- OBJECTIVE -
Drop the images; return everything else in the listing below exactly.

::: DATA ROWS :::

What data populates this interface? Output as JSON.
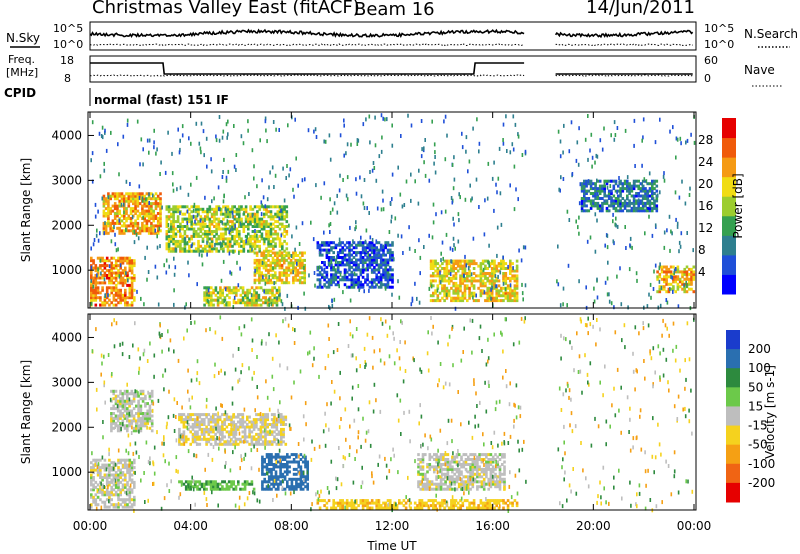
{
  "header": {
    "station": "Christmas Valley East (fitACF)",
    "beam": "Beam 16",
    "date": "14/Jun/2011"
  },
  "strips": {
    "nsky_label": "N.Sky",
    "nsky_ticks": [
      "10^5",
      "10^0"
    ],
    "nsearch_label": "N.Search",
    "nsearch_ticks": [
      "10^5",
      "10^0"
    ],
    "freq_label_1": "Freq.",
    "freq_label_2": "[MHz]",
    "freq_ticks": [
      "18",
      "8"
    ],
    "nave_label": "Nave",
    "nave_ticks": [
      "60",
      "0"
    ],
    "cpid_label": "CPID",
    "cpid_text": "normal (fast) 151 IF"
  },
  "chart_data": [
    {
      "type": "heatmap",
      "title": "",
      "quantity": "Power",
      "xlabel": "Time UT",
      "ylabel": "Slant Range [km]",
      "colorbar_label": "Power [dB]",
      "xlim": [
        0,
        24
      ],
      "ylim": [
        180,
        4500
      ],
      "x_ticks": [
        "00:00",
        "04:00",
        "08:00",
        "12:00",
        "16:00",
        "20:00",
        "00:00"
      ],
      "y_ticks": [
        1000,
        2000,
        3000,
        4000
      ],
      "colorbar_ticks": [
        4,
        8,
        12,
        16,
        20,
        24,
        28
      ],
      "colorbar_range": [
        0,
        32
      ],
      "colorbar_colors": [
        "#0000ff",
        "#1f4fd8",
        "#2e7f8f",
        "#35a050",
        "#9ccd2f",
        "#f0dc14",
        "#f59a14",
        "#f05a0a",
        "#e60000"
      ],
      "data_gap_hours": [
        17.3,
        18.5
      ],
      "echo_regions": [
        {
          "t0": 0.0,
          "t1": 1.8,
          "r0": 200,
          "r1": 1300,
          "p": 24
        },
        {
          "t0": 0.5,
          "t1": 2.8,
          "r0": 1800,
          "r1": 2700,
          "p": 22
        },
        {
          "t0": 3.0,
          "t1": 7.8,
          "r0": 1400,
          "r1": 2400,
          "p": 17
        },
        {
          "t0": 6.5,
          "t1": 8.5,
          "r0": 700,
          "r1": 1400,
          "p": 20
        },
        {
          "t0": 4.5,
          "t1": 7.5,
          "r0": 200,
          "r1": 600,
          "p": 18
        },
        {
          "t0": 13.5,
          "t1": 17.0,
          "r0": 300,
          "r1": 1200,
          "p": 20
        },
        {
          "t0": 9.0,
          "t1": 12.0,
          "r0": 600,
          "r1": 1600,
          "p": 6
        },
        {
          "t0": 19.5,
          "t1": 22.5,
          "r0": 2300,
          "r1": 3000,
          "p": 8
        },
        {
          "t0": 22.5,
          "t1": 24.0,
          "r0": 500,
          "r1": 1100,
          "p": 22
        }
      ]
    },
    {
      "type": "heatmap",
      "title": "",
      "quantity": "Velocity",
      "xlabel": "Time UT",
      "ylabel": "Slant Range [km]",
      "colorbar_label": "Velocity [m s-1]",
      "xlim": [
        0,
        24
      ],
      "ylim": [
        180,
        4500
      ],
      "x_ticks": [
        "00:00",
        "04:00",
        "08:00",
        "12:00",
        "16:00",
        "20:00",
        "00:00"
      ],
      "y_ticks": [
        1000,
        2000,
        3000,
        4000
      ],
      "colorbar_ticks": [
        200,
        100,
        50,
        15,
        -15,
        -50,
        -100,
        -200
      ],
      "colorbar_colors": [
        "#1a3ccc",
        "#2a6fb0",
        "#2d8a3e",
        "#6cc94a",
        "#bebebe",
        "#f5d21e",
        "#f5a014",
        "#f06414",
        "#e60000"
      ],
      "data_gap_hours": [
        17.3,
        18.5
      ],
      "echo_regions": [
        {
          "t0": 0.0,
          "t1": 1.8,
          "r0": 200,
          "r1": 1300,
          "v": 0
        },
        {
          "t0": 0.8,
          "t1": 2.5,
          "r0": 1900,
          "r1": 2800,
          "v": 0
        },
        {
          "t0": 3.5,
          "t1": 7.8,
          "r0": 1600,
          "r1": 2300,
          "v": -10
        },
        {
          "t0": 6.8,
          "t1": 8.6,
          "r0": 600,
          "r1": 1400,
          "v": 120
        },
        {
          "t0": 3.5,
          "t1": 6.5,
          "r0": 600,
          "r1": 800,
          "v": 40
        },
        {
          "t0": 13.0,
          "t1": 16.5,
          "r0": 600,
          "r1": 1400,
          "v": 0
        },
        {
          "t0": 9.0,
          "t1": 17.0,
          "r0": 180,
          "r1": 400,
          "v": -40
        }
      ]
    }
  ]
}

:::

- COMPLETE ANSWER -
What data populates this interface? Output as JSON.
{
  "header": {
    "station": "Christmas Valley East (fitACF)",
    "beam": "Beam 16",
    "date": "14/Jun/2011"
  },
  "strips": {
    "nsky_label": "N.Sky",
    "nsky_ticks": [
      "10^5",
      "10^0"
    ],
    "nsearch_label": "N.Search",
    "nsearch_ticks": [
      "10^5",
      "10^0"
    ],
    "freq_label_1": "Freq.",
    "freq_label_2": "[MHz]",
    "freq_ticks": [
      "18",
      "8"
    ],
    "nave_label": "Nave",
    "nave_ticks": [
      "60",
      "0"
    ],
    "cpid_label": "CPID",
    "cpid_text": "normal (fast) 151 IF"
  },
  "chart_data": [
    {
      "type": "heatmap",
      "title": "",
      "quantity": "Power",
      "xlabel": "Time UT",
      "ylabel": "Slant Range [km]",
      "colorbar_label": "Power [dB]",
      "xlim": [
        0,
        24
      ],
      "ylim": [
        180,
        4500
      ],
      "x_ticks": [
        "00:00",
        "04:00",
        "08:00",
        "12:00",
        "16:00",
        "20:00",
        "00:00"
      ],
      "y_ticks": [
        1000,
        2000,
        3000,
        4000
      ],
      "colorbar_ticks": [
        4,
        8,
        12,
        16,
        20,
        24,
        28
      ],
      "colorbar_range": [
        0,
        32
      ],
      "colorbar_colors": [
        "#0000ff",
        "#1f4fd8",
        "#2e7f8f",
        "#35a050",
        "#9ccd2f",
        "#f0dc14",
        "#f59a14",
        "#f05a0a",
        "#e60000"
      ],
      "data_gap_hours": [
        17.3,
        18.5
      ],
      "echo_regions": [
        {
          "t0": 0.0,
          "t1": 1.8,
          "r0": 200,
          "r1": 1300,
          "p": 24
        },
        {
          "t0": 0.5,
          "t1": 2.8,
          "r0": 1800,
          "r1": 2700,
          "p": 22
        },
        {
          "t0": 3.0,
          "t1": 7.8,
          "r0": 1400,
          "r1": 2400,
          "p": 17
        },
        {
          "t0": 6.5,
          "t1": 8.5,
          "r0": 700,
          "r1": 1400,
          "p": 20
        },
        {
          "t0": 4.5,
          "t1": 7.5,
          "r0": 200,
          "r1": 600,
          "p": 18
        },
        {
          "t0": 13.5,
          "t1": 17.0,
          "r0": 300,
          "r1": 1200,
          "p": 20
        },
        {
          "t0": 9.0,
          "t1": 12.0,
          "r0": 600,
          "r1": 1600,
          "p": 6
        },
        {
          "t0": 19.5,
          "t1": 22.5,
          "r0": 2300,
          "r1": 3000,
          "p": 8
        },
        {
          "t0": 22.5,
          "t1": 24.0,
          "r0": 500,
          "r1": 1100,
          "p": 22
        }
      ]
    },
    {
      "type": "heatmap",
      "title": "",
      "quantity": "Velocity",
      "xlabel": "Time UT",
      "ylabel": "Slant Range [km]",
      "colorbar_label": "Velocity [m s-1]",
      "xlim": [
        0,
        24
      ],
      "ylim": [
        180,
        4500
      ],
      "x_ticks": [
        "00:00",
        "04:00",
        "08:00",
        "12:00",
        "16:00",
        "20:00",
        "00:00"
      ],
      "y_ticks": [
        1000,
        2000,
        3000,
        4000
      ],
      "colorbar_ticks": [
        200,
        100,
        50,
        15,
        -15,
        -50,
        -100,
        -200
      ],
      "colorbar_colors": [
        "#1a3ccc",
        "#2a6fb0",
        "#2d8a3e",
        "#6cc94a",
        "#bebebe",
        "#f5d21e",
        "#f5a014",
        "#f06414",
        "#e60000"
      ],
      "data_gap_hours": [
        17.3,
        18.5
      ],
      "echo_regions": [
        {
          "t0": 0.0,
          "t1": 1.8,
          "r0": 200,
          "r1": 1300,
          "v": 0
        },
        {
          "t0": 0.8,
          "t1": 2.5,
          "r0": 1900,
          "r1": 2800,
          "v": 0
        },
        {
          "t0": 3.5,
          "t1": 7.8,
          "r0": 1600,
          "r1": 2300,
          "v": -10
        },
        {
          "t0": 6.8,
          "t1": 8.6,
          "r0": 600,
          "r1": 1400,
          "v": 120
        },
        {
          "t0": 3.5,
          "t1": 6.5,
          "r0": 600,
          "r1": 800,
          "v": 40
        },
        {
          "t0": 13.0,
          "t1": 16.5,
          "r0": 600,
          "r1": 1400,
          "v": 0
        },
        {
          "t0": 9.0,
          "t1": 17.0,
          "r0": 180,
          "r1": 400,
          "v": -40
        }
      ]
    }
  ]
}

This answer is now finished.